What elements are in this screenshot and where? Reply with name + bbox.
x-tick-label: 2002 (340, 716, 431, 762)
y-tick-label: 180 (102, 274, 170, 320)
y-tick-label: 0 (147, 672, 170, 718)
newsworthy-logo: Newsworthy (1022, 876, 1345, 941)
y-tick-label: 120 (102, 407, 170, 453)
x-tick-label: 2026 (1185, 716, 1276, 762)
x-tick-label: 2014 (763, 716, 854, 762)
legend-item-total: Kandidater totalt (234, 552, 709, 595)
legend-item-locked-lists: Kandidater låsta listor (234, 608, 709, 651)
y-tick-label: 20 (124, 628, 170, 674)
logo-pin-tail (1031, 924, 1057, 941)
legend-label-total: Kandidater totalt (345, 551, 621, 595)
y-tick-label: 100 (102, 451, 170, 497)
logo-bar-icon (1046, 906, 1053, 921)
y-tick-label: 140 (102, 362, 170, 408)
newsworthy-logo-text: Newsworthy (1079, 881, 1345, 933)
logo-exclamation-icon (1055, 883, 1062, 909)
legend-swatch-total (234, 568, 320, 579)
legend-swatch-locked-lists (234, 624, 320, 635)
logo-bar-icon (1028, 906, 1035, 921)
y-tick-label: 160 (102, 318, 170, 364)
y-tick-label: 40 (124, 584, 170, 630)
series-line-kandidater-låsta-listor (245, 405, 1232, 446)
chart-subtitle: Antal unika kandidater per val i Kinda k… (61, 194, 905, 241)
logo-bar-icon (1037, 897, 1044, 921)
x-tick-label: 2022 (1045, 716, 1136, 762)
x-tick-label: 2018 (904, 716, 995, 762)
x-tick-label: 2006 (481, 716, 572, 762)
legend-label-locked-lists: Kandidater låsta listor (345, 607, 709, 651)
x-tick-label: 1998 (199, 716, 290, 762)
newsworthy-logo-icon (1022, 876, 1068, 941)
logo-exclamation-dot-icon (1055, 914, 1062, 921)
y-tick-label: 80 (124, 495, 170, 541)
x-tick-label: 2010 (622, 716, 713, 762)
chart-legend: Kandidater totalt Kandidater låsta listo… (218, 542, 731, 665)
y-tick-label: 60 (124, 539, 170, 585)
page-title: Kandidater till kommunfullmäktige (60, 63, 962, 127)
------------------------------------------------------------------------
= Request =
List each line above that contains the string "chart".

= Output for this exercise =
chart-subtitle: Antal unika kandidater per val i Kinda k… (61, 194, 905, 241)
chart-legend: Kandidater totalt Kandidater låsta listo… (218, 542, 731, 665)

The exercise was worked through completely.